PROBLEM TO WORK ON =
What follows is a listing. Return every line of it exactly.

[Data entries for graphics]
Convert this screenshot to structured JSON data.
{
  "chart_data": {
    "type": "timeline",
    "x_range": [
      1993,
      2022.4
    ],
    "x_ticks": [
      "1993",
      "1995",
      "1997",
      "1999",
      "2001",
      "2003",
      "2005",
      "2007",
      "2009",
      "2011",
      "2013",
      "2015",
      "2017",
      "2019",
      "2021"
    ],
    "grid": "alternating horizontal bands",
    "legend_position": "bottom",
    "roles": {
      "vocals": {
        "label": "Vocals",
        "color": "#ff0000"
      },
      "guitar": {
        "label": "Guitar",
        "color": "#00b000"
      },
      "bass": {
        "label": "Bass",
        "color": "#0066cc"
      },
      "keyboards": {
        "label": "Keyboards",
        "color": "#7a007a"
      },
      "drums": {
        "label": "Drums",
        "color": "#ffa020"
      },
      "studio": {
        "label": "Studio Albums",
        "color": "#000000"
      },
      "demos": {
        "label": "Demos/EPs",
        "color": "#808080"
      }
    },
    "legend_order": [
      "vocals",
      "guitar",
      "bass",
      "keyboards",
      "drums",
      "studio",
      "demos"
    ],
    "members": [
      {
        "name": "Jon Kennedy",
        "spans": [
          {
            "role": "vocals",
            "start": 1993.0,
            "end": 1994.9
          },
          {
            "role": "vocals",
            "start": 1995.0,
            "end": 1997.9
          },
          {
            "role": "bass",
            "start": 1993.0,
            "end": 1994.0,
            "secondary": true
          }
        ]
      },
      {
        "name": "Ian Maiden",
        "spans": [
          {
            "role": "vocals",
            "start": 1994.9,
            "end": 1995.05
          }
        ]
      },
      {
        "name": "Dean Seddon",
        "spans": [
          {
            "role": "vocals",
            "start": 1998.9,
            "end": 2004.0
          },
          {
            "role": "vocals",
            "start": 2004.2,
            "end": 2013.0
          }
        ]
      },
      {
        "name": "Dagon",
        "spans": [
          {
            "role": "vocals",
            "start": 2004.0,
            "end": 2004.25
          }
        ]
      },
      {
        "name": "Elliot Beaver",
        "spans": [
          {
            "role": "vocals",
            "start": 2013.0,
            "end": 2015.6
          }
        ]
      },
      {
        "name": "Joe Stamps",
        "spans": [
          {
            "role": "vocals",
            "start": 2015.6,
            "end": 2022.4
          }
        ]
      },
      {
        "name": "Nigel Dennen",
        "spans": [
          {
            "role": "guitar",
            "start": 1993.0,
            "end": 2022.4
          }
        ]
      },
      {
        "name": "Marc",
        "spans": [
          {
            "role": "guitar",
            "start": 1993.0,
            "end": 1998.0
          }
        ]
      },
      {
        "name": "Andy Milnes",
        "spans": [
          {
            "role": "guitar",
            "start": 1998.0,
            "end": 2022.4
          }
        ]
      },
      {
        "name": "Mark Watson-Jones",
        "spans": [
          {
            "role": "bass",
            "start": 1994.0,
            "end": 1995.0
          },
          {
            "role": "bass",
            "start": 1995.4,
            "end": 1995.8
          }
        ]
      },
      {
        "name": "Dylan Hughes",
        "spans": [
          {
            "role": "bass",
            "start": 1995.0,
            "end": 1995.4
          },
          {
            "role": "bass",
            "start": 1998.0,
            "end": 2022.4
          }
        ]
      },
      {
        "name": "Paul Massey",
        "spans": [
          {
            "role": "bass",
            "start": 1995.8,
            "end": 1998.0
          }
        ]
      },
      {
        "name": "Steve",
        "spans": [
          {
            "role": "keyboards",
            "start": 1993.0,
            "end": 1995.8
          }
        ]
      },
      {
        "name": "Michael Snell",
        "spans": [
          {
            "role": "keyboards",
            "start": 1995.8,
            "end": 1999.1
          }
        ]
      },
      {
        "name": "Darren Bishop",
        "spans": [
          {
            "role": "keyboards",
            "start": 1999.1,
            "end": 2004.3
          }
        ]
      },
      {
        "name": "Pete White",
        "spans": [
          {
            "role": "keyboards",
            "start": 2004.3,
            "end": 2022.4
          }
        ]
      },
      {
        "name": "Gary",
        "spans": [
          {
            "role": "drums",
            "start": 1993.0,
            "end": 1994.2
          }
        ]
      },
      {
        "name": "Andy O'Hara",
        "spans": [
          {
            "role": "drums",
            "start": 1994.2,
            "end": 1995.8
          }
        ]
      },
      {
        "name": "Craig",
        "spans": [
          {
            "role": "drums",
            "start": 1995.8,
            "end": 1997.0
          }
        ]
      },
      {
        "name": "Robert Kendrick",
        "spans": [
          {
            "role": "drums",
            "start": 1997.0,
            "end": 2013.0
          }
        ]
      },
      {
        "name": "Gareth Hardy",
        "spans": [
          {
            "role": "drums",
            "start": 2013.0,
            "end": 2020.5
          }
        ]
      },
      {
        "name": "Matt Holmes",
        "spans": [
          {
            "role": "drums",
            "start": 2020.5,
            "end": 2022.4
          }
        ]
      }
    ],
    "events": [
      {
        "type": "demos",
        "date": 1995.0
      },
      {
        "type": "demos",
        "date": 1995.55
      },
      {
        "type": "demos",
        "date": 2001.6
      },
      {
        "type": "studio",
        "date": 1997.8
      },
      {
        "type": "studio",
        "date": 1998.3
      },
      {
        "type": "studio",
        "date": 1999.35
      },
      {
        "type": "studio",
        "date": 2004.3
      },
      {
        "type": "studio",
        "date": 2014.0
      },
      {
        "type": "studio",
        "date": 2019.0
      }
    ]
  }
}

COMPLETED EXERCISE =
Convert this screenshot to structured JSON data.
{
  "chart_data": {
    "type": "timeline",
    "x_range": [
      1993,
      2022.4
    ],
    "x_ticks": [
      "1993",
      "1995",
      "1997",
      "1999",
      "2001",
      "2003",
      "2005",
      "2007",
      "2009",
      "2011",
      "2013",
      "2015",
      "2017",
      "2019",
      "2021"
    ],
    "grid": "alternating horizontal bands",
    "legend_position": "bottom",
    "roles": {
      "vocals": {
        "label": "Vocals",
        "color": "#ff0000"
      },
      "guitar": {
        "label": "Guitar",
        "color": "#00b000"
      },
      "bass": {
        "label": "Bass",
        "color": "#0066cc"
      },
      "keyboards": {
        "label": "Keyboards",
        "color": "#7a007a"
      },
      "drums": {
        "label": "Drums",
        "color": "#ffa020"
      },
      "studio": {
        "label": "Studio Albums",
        "color": "#000000"
      },
      "demos": {
        "label": "Demos/EPs",
        "color": "#808080"
      }
    },
    "legend_order": [
      "vocals",
      "guitar",
      "bass",
      "keyboards",
      "drums",
      "studio",
      "demos"
    ],
    "members": [
      {
        "name": "Jon Kennedy",
        "spans": [
          {
            "role": "vocals",
            "start": 1993.0,
            "end": 1994.9
          },
          {
            "role": "vocals",
            "start": 1995.0,
            "end": 1997.9
          },
          {
            "role": "bass",
            "start": 1993.0,
            "end": 1994.0,
            "secondary": true
          }
        ]
      },
      {
        "name": "Ian Maiden",
        "spans": [
          {
            "role": "vocals",
            "start": 1994.9,
            "end": 1995.05
          }
        ]
      },
      {
        "name": "Dean Seddon",
        "spans": [
          {
            "role": "vocals",
            "start": 1998.9,
            "end": 2004.0
          },
          {
            "role": "vocals",
            "start": 2004.2,
            "end": 2013.0
          }
        ]
      },
      {
        "name": "Dagon",
        "spans": [
          {
            "role": "vocals",
            "start": 2004.0,
            "end": 2004.25
          }
        ]
      },
      {
        "name": "Elliot Beaver",
        "spans": [
          {
            "role": "vocals",
            "start": 2013.0,
            "end": 2015.6
          }
        ]
      },
      {
        "name": "Joe Stamps",
        "spans": [
          {
            "role": "vocals",
            "start": 2015.6,
            "end": 2022.4
          }
        ]
      },
      {
        "name": "Nigel Dennen",
        "spans": [
          {
            "role": "guitar",
            "start": 1993.0,
            "end": 2022.4
          }
        ]
      },
      {
        "name": "Marc",
        "spans": [
          {
            "role": "guitar",
            "start": 1993.0,
            "end": 1998.0
          }
        ]
      },
      {
        "name": "Andy Milnes",
        "spans": [
          {
            "role": "guitar",
            "start": 1998.0,
            "end": 2022.4
          }
        ]
      },
      {
        "name": "Mark Watson-Jones",
        "spans": [
          {
            "role": "bass",
            "start": 1994.0,
            "end": 1995.0
          },
          {
            "role": "bass",
            "start": 1995.4,
            "end": 1995.8
          }
        ]
      },
      {
        "name": "Dylan Hughes",
        "spans": [
          {
            "role": "bass",
            "start": 1995.0,
            "end": 1995.4
          },
          {
            "role": "bass",
            "start": 1998.0,
            "end": 2022.4
          }
        ]
      },
      {
        "name": "Paul Massey",
        "spans": [
          {
            "role": "bass",
            "start": 1995.8,
            "end": 1998.0
          }
        ]
      },
      {
        "name": "Steve",
        "spans": [
          {
            "role": "keyboards",
            "start": 1993.0,
            "end": 1995.8
          }
        ]
      },
      {
        "name": "Michael Snell",
        "spans": [
          {
            "role": "keyboards",
            "start": 1995.8,
            "end": 1999.1
          }
        ]
      },
      {
        "name": "Darren Bishop",
        "spans": [
          {
            "role": "keyboards",
            "start": 1999.1,
            "end": 2004.3
          }
        ]
      },
      {
        "name": "Pete White",
        "spans": [
          {
            "role": "keyboards",
            "start": 2004.3,
            "end": 2022.4
          }
        ]
      },
      {
        "name": "Gary",
        "spans": [
          {
            "role": "drums",
            "start": 1993.0,
            "end": 1994.2
          }
        ]
      },
      {
        "name": "Andy O'Hara",
        "spans": [
          {
            "role": "drums",
            "start": 1994.2,
            "end": 1995.8
          }
        ]
      },
      {
        "name": "Craig",
        "spans": [
          {
            "role": "drums",
            "start": 1995.8,
            "end": 1997.0
          }
        ]
      },
      {
        "name": "Robert Kendrick",
        "spans": [
          {
            "role": "drums",
            "start": 1997.0,
            "end": 2013.0
          }
        ]
      },
      {
        "name": "Gareth Hardy",
        "spans": [
          {
            "role": "drums",
            "start": 2013.0,
            "end": 2020.5
          }
        ]
      },
      {
        "name": "Matt Holmes",
        "spans": [
          {
            "role": "drums",
            "start": 2020.5,
            "end": 2022.4
          }
        ]
      }
    ],
    "events": [
      {
        "type": "demos",
        "date": 1995.0
      },
      {
        "type": "demos",
        "date": 1995.55
      },
      {
        "type": "demos",
        "date": 2001.6
      },
      {
        "type": "studio",
        "date": 1997.8
      },
      {
        "type": "studio",
        "date": 1998.3
      },
      {
        "type": "studio",
        "date": 1999.35
      },
      {
        "type": "studio",
        "date": 2004.3
      },
      {
        "type": "studio",
        "date": 2014.0
      },
      {
        "type": "studio",
        "date": 2019.0
      }
    ]
  }
}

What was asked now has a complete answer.